# Aim:
Set down every entry word for word. Omit the pictures.

# Records shown:
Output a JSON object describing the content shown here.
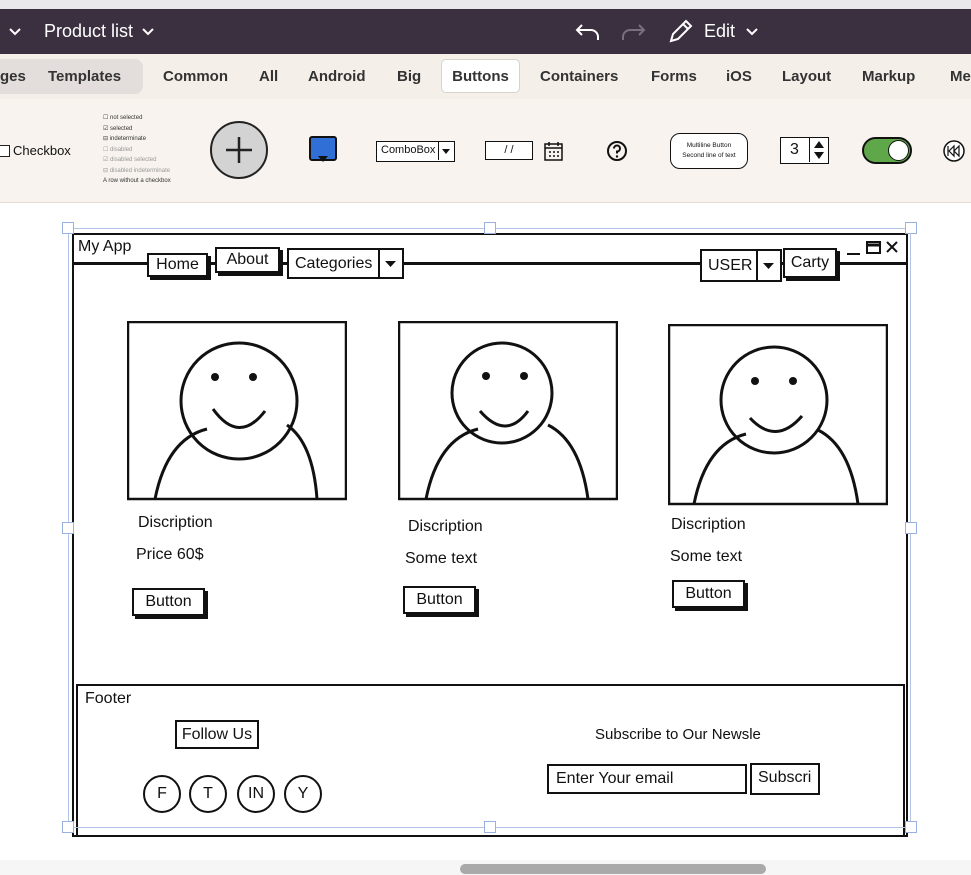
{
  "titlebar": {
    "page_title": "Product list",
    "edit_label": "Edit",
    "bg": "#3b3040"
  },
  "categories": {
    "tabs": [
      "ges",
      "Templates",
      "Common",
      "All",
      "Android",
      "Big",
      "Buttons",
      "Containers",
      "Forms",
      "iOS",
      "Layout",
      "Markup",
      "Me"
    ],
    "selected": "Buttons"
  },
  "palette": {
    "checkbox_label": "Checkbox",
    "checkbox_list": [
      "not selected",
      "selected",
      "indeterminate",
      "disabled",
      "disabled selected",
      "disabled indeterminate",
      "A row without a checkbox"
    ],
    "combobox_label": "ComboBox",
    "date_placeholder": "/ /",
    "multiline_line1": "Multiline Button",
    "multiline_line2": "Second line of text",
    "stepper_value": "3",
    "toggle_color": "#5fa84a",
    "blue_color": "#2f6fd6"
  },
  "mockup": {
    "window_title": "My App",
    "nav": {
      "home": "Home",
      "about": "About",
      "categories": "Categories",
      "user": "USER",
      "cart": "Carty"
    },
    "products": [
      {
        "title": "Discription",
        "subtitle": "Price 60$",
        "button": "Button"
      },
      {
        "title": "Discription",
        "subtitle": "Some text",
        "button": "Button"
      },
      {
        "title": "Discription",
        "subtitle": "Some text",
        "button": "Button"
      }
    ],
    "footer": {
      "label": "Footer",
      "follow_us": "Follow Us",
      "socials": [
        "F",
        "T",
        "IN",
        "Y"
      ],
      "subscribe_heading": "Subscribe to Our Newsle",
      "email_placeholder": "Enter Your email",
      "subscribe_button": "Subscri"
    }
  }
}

# Solved exercise:
Output a JSON object describing the content shown here.
{
  "titlebar": {
    "page_title": "Product list",
    "edit_label": "Edit",
    "bg": "#3b3040"
  },
  "categories": {
    "tabs": [
      "ges",
      "Templates",
      "Common",
      "All",
      "Android",
      "Big",
      "Buttons",
      "Containers",
      "Forms",
      "iOS",
      "Layout",
      "Markup",
      "Me"
    ],
    "selected": "Buttons"
  },
  "palette": {
    "checkbox_label": "Checkbox",
    "checkbox_list": [
      "not selected",
      "selected",
      "indeterminate",
      "disabled",
      "disabled selected",
      "disabled indeterminate",
      "A row without a checkbox"
    ],
    "combobox_label": "ComboBox",
    "date_placeholder": "/ /",
    "multiline_line1": "Multiline Button",
    "multiline_line2": "Second line of text",
    "stepper_value": "3",
    "toggle_color": "#5fa84a",
    "blue_color": "#2f6fd6"
  },
  "mockup": {
    "window_title": "My App",
    "nav": {
      "home": "Home",
      "about": "About",
      "categories": "Categories",
      "user": "USER",
      "cart": "Carty"
    },
    "products": [
      {
        "title": "Discription",
        "subtitle": "Price 60$",
        "button": "Button"
      },
      {
        "title": "Discription",
        "subtitle": "Some text",
        "button": "Button"
      },
      {
        "title": "Discription",
        "subtitle": "Some text",
        "button": "Button"
      }
    ],
    "footer": {
      "label": "Footer",
      "follow_us": "Follow Us",
      "socials": [
        "F",
        "T",
        "IN",
        "Y"
      ],
      "subscribe_heading": "Subscribe to Our Newsle",
      "email_placeholder": "Enter Your email",
      "subscribe_button": "Subscri"
    }
  }
}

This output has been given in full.